## Your instructions:
Type out the data exactly as given. Skip any image.

┏━━

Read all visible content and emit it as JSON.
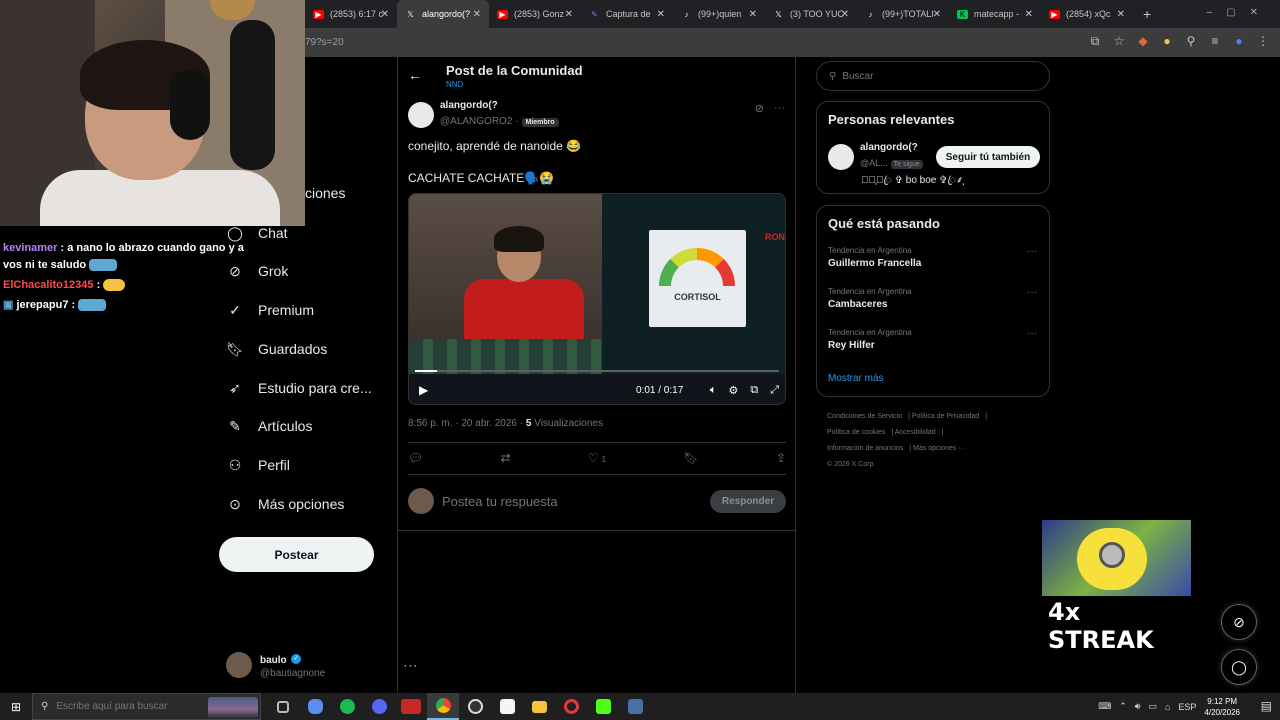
{
  "browser": {
    "tabs": [
      {
        "label": "(2853) 6:17 c",
        "icon_color": "#ff0000",
        "icon": "youtube-icon",
        "active": false
      },
      {
        "label": "alangordo(?",
        "icon_color": "#000000",
        "icon": "x-icon",
        "active": true
      },
      {
        "label": "(2853) Gonz",
        "icon_color": "#ff0000",
        "icon": "youtube-icon",
        "active": false
      },
      {
        "label": "Captura de",
        "icon_color": "#a06cd5",
        "icon": "pen-icon",
        "active": false
      },
      {
        "label": "(99+)quien",
        "icon_color": "#000000",
        "icon": "tiktok-icon",
        "active": false
      },
      {
        "label": "(3) TOO YUC",
        "icon_color": "#000000",
        "icon": "x-icon",
        "active": false
      },
      {
        "label": "(99+)TOTALI",
        "icon_color": "#000000",
        "icon": "tiktok-icon",
        "active": false
      },
      {
        "label": "matecapp -",
        "icon_color": "#00c853",
        "icon": "kick-icon",
        "active": false
      },
      {
        "label": "(2854) xQc",
        "icon_color": "#ff0000",
        "icon": "youtube-icon",
        "active": false
      }
    ],
    "new_tab": "+",
    "url": "79?s=20"
  },
  "chat": [
    {
      "user": "kevinamer",
      "text": ": a nano lo abrazo cuando gano y a vos ni te saludo",
      "color": "#b084f5"
    },
    {
      "user": "ElChacalito12345",
      "text": ":",
      "color": "#ff4a4a"
    },
    {
      "user": "jerepapu7",
      "text": ":",
      "color": "#ffffff"
    }
  ],
  "nav": {
    "partial_item": "ciones",
    "items": [
      {
        "label": "Chat",
        "icon": "chat-icon"
      },
      {
        "label": "Grok",
        "icon": "grok-icon"
      },
      {
        "label": "Premium",
        "icon": "premium-icon"
      },
      {
        "label": "Guardados",
        "icon": "bookmark-icon"
      },
      {
        "label": "Estudio para cre...",
        "icon": "rocket-icon"
      },
      {
        "label": "Artículos",
        "icon": "article-icon"
      },
      {
        "label": "Perfil",
        "icon": "profile-icon"
      },
      {
        "label": "Más opciones",
        "icon": "more-icon"
      }
    ],
    "post_button": "Postear",
    "account": {
      "name": "baulo",
      "handle": "@bautiagnone"
    }
  },
  "post": {
    "header_title": "Post de la Comunidad",
    "header_sub": "NND",
    "author_name": "alangordo(?",
    "author_handle": "@ALANGORO2 ·",
    "badge": "Miembro",
    "text1": "conejito, aprendé de nanoide 😂",
    "text2": "CACHATE CACHATE🗣️😭",
    "video": {
      "time": "0:01 / 0:17",
      "progress": 0.06,
      "overlay_cortisol": "CORTISOL",
      "overlay_ron": "RON"
    },
    "meta_time": "8:56 p. m. · 20 abr. 2026 ·",
    "views_count": "5",
    "views_label": "Visualizaciones",
    "likes": "1",
    "reply_placeholder": "Postea tu respuesta",
    "reply_button": "Responder"
  },
  "sidebar": {
    "search_placeholder": "Buscar",
    "relevant_title": "Personas relevantes",
    "relevant_user": {
      "name": "alangordo(?",
      "handle": "@AL...",
      "follows_you": "Te sigue",
      "bio": "⸙͎۪۫ꦿ ✞ bo boe ✞ꦿ⸙͎",
      "follow_button": "Seguir tú también"
    },
    "trends_title": "Qué está pasando",
    "trends": [
      {
        "context": "Tendencia en Argentina",
        "name": "Guillermo Francella"
      },
      {
        "context": "Tendencia en Argentina",
        "name": "Cambaceres"
      },
      {
        "context": "Tendencia en Argentina",
        "name": "Rey Hilfer"
      }
    ],
    "show_more": "Mostrar más",
    "footer": [
      "Condiciones de Servicio",
      "Política de Privacidad",
      "Política de cookies",
      "Accesibilidad",
      "Información de anuncios",
      "Más opciones ···",
      "© 2026 X Corp."
    ]
  },
  "streak": {
    "text": "4x STREAK"
  },
  "taskbar": {
    "search_placeholder": "Escribe aquí para buscar",
    "language": "ESP",
    "time": "9:12 PM",
    "date": "4/20/2026",
    "apps": [
      {
        "icon": "task-view-icon",
        "color": "#555555"
      },
      {
        "icon": "copilot-icon",
        "color": "#5a8dee"
      },
      {
        "icon": "spotify-icon",
        "color": "#1db954"
      },
      {
        "icon": "discord-icon",
        "color": "#5865f2"
      },
      {
        "icon": "app-red-icon",
        "color": "#c62828"
      },
      {
        "icon": "chrome-icon",
        "color": "#4285f4"
      },
      {
        "icon": "obs-icon",
        "color": "#333333"
      },
      {
        "icon": "capcut-icon",
        "color": "#222222"
      },
      {
        "icon": "folder-icon",
        "color": "#f5c242"
      },
      {
        "icon": "opera-icon",
        "color": "#e53935"
      },
      {
        "icon": "kick-icon",
        "color": "#53fc18"
      },
      {
        "icon": "calculator-icon",
        "color": "#4a6fa5"
      }
    ]
  }
}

┗━━

## Response:
Read all visible content and emit it as JSON.
{
  "browser": {
    "tabs": [
      {
        "label": "(2853) 6:17 c",
        "icon_color": "#ff0000",
        "icon": "youtube-icon",
        "active": false
      },
      {
        "label": "alangordo(?",
        "icon_color": "#000000",
        "icon": "x-icon",
        "active": true
      },
      {
        "label": "(2853) Gonz",
        "icon_color": "#ff0000",
        "icon": "youtube-icon",
        "active": false
      },
      {
        "label": "Captura de",
        "icon_color": "#a06cd5",
        "icon": "pen-icon",
        "active": false
      },
      {
        "label": "(99+)quien",
        "icon_color": "#000000",
        "icon": "tiktok-icon",
        "active": false
      },
      {
        "label": "(3) TOO YUC",
        "icon_color": "#000000",
        "icon": "x-icon",
        "active": false
      },
      {
        "label": "(99+)TOTALI",
        "icon_color": "#000000",
        "icon": "tiktok-icon",
        "active": false
      },
      {
        "label": "matecapp -",
        "icon_color": "#00c853",
        "icon": "kick-icon",
        "active": false
      },
      {
        "label": "(2854) xQc",
        "icon_color": "#ff0000",
        "icon": "youtube-icon",
        "active": false
      }
    ],
    "new_tab": "+",
    "url": "79?s=20"
  },
  "chat": [
    {
      "user": "kevinamer",
      "text": ": a nano lo abrazo cuando gano y a vos ni te saludo",
      "color": "#b084f5"
    },
    {
      "user": "ElChacalito12345",
      "text": ":",
      "color": "#ff4a4a"
    },
    {
      "user": "jerepapu7",
      "text": ":",
      "color": "#ffffff"
    }
  ],
  "nav": {
    "partial_item": "ciones",
    "items": [
      {
        "label": "Chat",
        "icon": "chat-icon"
      },
      {
        "label": "Grok",
        "icon": "grok-icon"
      },
      {
        "label": "Premium",
        "icon": "premium-icon"
      },
      {
        "label": "Guardados",
        "icon": "bookmark-icon"
      },
      {
        "label": "Estudio para cre...",
        "icon": "rocket-icon"
      },
      {
        "label": "Artículos",
        "icon": "article-icon"
      },
      {
        "label": "Perfil",
        "icon": "profile-icon"
      },
      {
        "label": "Más opciones",
        "icon": "more-icon"
      }
    ],
    "post_button": "Postear",
    "account": {
      "name": "baulo",
      "handle": "@bautiagnone"
    }
  },
  "post": {
    "header_title": "Post de la Comunidad",
    "header_sub": "NND",
    "author_name": "alangordo(?",
    "author_handle": "@ALANGORO2 ·",
    "badge": "Miembro",
    "text1": "conejito, aprendé de nanoide 😂",
    "text2": "CACHATE CACHATE🗣️😭",
    "video": {
      "time": "0:01 / 0:17",
      "progress": 0.06,
      "overlay_cortisol": "CORTISOL",
      "overlay_ron": "RON"
    },
    "meta_time": "8:56 p. m. · 20 abr. 2026 ·",
    "views_count": "5",
    "views_label": "Visualizaciones",
    "likes": "1",
    "reply_placeholder": "Postea tu respuesta",
    "reply_button": "Responder"
  },
  "sidebar": {
    "search_placeholder": "Buscar",
    "relevant_title": "Personas relevantes",
    "relevant_user": {
      "name": "alangordo(?",
      "handle": "@AL...",
      "follows_you": "Te sigue",
      "bio": "⸙͎۪۫ꦿ ✞ bo boe ✞ꦿ⸙͎",
      "follow_button": "Seguir tú también"
    },
    "trends_title": "Qué está pasando",
    "trends": [
      {
        "context": "Tendencia en Argentina",
        "name": "Guillermo Francella"
      },
      {
        "context": "Tendencia en Argentina",
        "name": "Cambaceres"
      },
      {
        "context": "Tendencia en Argentina",
        "name": "Rey Hilfer"
      }
    ],
    "show_more": "Mostrar más",
    "footer": [
      "Condiciones de Servicio",
      "Política de Privacidad",
      "Política de cookies",
      "Accesibilidad",
      "Información de anuncios",
      "Más opciones ···",
      "© 2026 X Corp."
    ]
  },
  "streak": {
    "text": "4x STREAK"
  },
  "taskbar": {
    "search_placeholder": "Escribe aquí para buscar",
    "language": "ESP",
    "time": "9:12 PM",
    "date": "4/20/2026",
    "apps": [
      {
        "icon": "task-view-icon",
        "color": "#555555"
      },
      {
        "icon": "copilot-icon",
        "color": "#5a8dee"
      },
      {
        "icon": "spotify-icon",
        "color": "#1db954"
      },
      {
        "icon": "discord-icon",
        "color": "#5865f2"
      },
      {
        "icon": "app-red-icon",
        "color": "#c62828"
      },
      {
        "icon": "chrome-icon",
        "color": "#4285f4"
      },
      {
        "icon": "obs-icon",
        "color": "#333333"
      },
      {
        "icon": "capcut-icon",
        "color": "#222222"
      },
      {
        "icon": "folder-icon",
        "color": "#f5c242"
      },
      {
        "icon": "opera-icon",
        "color": "#e53935"
      },
      {
        "icon": "kick-icon",
        "color": "#53fc18"
      },
      {
        "icon": "calculator-icon",
        "color": "#4a6fa5"
      }
    ]
  }
}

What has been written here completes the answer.